WHAT YOU NEED TO DO
How many lines in this material include the string "compañeras"? Answer with the number and nothing further.

BEGIN ENTRIES SUPPLIED

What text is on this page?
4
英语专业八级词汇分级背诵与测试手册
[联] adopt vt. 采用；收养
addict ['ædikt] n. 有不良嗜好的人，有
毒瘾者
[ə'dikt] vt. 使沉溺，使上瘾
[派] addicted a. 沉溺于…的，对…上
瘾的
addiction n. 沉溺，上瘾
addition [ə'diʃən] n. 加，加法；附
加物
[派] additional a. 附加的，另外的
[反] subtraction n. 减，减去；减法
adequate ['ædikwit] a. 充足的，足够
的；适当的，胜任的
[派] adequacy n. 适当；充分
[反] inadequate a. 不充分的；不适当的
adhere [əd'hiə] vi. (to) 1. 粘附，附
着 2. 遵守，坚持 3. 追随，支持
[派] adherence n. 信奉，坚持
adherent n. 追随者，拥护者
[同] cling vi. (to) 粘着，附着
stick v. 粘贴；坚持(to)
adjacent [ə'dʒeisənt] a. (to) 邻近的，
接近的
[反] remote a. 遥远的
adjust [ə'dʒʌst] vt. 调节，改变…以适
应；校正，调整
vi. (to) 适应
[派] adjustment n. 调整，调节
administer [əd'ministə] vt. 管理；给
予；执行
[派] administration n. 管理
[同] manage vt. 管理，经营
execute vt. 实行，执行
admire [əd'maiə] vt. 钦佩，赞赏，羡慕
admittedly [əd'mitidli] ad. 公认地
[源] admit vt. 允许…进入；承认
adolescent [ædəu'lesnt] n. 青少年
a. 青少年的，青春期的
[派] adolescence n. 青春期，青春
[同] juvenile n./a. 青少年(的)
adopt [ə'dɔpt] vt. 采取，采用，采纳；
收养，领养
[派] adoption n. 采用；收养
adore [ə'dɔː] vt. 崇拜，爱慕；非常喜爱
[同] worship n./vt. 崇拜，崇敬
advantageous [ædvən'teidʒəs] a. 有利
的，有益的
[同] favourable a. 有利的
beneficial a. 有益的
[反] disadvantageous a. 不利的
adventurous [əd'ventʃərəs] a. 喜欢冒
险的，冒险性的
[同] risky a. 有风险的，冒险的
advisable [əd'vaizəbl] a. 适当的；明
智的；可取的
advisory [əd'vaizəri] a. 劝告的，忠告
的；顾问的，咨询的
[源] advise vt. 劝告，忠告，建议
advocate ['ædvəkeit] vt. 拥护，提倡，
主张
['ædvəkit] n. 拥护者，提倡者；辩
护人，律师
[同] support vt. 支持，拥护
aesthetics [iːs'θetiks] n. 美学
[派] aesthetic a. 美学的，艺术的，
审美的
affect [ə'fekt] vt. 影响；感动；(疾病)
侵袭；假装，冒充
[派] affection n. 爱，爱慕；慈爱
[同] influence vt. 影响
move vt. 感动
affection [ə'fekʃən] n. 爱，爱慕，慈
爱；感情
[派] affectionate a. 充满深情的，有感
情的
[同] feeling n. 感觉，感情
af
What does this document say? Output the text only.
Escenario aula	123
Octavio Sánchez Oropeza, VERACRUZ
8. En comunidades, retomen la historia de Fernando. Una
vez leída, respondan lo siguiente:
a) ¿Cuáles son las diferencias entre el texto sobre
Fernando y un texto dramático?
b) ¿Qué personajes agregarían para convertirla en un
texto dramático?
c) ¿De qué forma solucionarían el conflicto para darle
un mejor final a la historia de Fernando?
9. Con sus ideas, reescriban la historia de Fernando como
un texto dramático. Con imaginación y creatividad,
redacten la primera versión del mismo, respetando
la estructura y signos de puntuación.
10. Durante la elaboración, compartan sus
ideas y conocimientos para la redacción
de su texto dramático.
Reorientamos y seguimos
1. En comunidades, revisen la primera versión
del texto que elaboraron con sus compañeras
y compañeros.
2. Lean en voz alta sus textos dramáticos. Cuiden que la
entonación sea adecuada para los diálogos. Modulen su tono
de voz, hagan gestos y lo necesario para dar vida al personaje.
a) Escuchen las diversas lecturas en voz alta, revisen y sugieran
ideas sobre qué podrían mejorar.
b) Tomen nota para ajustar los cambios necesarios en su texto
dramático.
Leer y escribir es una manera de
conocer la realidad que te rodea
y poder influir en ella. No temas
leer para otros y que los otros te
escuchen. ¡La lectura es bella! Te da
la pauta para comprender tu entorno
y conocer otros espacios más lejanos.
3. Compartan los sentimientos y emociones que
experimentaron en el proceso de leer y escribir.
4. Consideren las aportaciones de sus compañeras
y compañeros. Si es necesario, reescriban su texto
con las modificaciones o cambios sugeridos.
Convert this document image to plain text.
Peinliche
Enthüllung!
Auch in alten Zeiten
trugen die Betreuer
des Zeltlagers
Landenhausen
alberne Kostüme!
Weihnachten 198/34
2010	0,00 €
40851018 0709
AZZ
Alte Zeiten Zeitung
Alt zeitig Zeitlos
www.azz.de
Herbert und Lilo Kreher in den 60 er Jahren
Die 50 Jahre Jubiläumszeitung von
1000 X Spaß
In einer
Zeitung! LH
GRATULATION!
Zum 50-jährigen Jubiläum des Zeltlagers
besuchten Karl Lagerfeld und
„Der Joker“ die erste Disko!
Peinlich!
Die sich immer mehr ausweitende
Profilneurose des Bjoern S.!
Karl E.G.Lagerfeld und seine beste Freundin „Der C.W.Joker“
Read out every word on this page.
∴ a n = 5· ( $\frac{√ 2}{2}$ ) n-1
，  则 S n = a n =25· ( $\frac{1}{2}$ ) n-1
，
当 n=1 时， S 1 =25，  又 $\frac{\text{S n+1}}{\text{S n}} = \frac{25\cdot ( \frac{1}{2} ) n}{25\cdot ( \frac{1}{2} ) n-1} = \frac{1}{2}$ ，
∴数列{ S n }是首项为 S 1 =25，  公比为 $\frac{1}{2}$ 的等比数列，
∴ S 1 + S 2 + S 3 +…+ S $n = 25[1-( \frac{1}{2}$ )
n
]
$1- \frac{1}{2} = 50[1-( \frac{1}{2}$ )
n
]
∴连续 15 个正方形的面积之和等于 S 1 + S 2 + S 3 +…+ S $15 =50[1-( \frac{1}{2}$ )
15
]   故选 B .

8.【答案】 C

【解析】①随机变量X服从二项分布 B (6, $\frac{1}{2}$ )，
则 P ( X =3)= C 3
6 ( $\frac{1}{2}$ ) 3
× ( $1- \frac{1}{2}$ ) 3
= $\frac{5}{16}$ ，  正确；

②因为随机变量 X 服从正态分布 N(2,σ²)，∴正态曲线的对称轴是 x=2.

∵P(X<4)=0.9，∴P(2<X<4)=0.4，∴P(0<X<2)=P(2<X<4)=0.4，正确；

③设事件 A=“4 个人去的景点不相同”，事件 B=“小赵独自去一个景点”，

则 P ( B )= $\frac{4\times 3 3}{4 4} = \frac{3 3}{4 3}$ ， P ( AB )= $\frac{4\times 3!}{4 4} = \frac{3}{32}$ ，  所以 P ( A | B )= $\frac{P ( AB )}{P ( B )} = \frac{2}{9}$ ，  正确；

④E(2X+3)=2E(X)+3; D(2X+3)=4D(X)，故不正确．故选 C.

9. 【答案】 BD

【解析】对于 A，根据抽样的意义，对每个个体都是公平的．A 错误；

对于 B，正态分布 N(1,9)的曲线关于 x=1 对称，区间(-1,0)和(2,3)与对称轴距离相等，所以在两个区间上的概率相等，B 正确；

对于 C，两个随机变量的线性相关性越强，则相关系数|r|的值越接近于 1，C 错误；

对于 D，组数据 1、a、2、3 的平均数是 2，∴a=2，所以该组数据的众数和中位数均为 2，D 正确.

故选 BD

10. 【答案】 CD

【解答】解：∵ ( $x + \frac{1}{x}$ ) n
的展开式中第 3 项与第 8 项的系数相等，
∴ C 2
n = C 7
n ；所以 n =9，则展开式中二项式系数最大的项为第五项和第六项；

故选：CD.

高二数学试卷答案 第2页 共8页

END ENTRIES SUPPLIED

ANSWER
2